» **Directions for this task**
Output the lines that follow exactly as they are.

↓↓↓

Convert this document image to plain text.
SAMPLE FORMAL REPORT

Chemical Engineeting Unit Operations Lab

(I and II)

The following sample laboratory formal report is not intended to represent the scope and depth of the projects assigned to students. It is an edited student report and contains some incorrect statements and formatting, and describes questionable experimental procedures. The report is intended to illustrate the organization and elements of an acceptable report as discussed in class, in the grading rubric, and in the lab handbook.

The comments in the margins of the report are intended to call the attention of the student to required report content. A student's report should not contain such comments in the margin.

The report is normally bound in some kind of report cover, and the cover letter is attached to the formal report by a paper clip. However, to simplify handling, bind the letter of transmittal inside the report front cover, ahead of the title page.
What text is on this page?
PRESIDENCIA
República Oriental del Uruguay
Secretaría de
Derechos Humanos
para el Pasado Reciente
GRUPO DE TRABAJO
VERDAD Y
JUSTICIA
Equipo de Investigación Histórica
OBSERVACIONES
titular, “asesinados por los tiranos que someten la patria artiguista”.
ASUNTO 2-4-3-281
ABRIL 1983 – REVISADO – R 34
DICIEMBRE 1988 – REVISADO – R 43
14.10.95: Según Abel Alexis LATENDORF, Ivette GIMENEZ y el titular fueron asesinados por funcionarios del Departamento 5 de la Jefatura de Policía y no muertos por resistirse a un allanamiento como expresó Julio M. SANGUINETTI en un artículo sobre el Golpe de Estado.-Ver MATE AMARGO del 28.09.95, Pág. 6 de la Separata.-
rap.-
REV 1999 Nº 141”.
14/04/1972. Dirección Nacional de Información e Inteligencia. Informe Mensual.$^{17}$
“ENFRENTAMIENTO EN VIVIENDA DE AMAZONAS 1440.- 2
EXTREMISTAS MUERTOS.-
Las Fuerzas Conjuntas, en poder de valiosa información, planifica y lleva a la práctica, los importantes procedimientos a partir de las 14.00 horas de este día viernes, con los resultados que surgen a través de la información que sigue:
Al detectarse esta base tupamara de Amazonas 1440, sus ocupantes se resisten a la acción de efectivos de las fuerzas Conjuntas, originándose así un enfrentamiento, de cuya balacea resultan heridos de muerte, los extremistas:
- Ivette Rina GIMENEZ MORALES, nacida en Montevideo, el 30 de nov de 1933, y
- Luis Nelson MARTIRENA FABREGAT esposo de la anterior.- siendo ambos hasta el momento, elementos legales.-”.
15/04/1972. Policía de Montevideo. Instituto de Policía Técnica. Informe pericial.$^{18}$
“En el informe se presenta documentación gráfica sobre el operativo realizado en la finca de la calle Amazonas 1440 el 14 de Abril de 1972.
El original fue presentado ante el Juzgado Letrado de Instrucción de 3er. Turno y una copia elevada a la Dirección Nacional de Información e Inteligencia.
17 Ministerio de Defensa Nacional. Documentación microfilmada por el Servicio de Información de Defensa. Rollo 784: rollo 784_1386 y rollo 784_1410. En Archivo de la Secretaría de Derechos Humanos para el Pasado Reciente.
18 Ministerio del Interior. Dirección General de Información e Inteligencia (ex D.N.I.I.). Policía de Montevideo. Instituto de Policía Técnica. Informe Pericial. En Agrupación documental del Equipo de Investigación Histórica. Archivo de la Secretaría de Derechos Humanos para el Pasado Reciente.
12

↑↑↑

» **Solution for this exercise**
Convert this document image to plain text.
SAMPLE FORMAL REPORT

Chemical Engineeting Unit Operations Lab

(I and II)

The following sample laboratory formal report is not intended to represent the scope and depth of the projects assigned to students. It is an edited student report and contains some incorrect statements and formatting, and describes questionable experimental procedures. The report is intended to illustrate the organization and elements of an acceptable report as discussed in class, in the grading rubric, and in the lab handbook.

The comments in the margins of the report are intended to call the attention of the student to required report content. A student's report should not contain such comments in the margin.

The report is normally bound in some kind of report cover, and the cover letter is attached to the formal report by a paper clip. However, to simplify handling, bind the letter of transmittal inside the report front cover, ahead of the title page.
What text is on this page?
PRESIDENCIA
República Oriental del Uruguay
Secretaría de
Derechos Humanos
para el Pasado Reciente
GRUPO DE TRABAJO
VERDAD Y
JUSTICIA
Equipo de Investigación Histórica
OBSERVACIONES
titular, “asesinados por los tiranos que someten la patria artiguista”.
ASUNTO 2-4-3-281
ABRIL 1983 – REVISADO – R 34
DICIEMBRE 1988 – REVISADO – R 43
14.10.95: Según Abel Alexis LATENDORF, Ivette GIMENEZ y el titular fueron asesinados por funcionarios del Departamento 5 de la Jefatura de Policía y no muertos por resistirse a un allanamiento como expresó Julio M. SANGUINETTI en un artículo sobre el Golpe de Estado.-Ver MATE AMARGO del 28.09.95, Pág. 6 de la Separata.-
rap.-
REV 1999 Nº 141”.
14/04/1972. Dirección Nacional de Información e Inteligencia. Informe Mensual.$^{17}$
“ENFRENTAMIENTO EN VIVIENDA DE AMAZONAS 1440.- 2
EXTREMISTAS MUERTOS.-
Las Fuerzas Conjuntas, en poder de valiosa información, planifica y lleva a la práctica, los importantes procedimientos a partir de las 14.00 horas de este día viernes, con los resultados que surgen a través de la información que sigue:
Al detectarse esta base tupamara de Amazonas 1440, sus ocupantes se resisten a la acción de efectivos de las fuerzas Conjuntas, originándose así un enfrentamiento, de cuya balacea resultan heridos de muerte, los extremistas:
- Ivette Rina GIMENEZ MORALES, nacida en Montevideo, el 30 de nov de 1933, y
- Luis Nelson MARTIRENA FABREGAT esposo de la anterior.- siendo ambos hasta el momento, elementos legales.-”.
15/04/1972. Policía de Montevideo. Instituto de Policía Técnica. Informe pericial.$^{18}$
“En el informe se presenta documentación gráfica sobre el operativo realizado en la finca de la calle Amazonas 1440 el 14 de Abril de 1972.
El original fue presentado ante el Juzgado Letrado de Instrucción de 3er. Turno y una copia elevada a la Dirección Nacional de Información e Inteligencia.
17 Ministerio de Defensa Nacional. Documentación microfilmada por el Servicio de Información de Defensa. Rollo 784: rollo 784_1386 y rollo 784_1410. En Archivo de la Secretaría de Derechos Humanos para el Pasado Reciente.
18 Ministerio del Interior. Dirección General de Información e Inteligencia (ex D.N.I.I.). Policía de Montevideo. Instituto de Policía Técnica. Informe Pericial. En Agrupación documental del Equipo de Investigación Histórica. Archivo de la Secretaría de Derechos Humanos para el Pasado Reciente.
12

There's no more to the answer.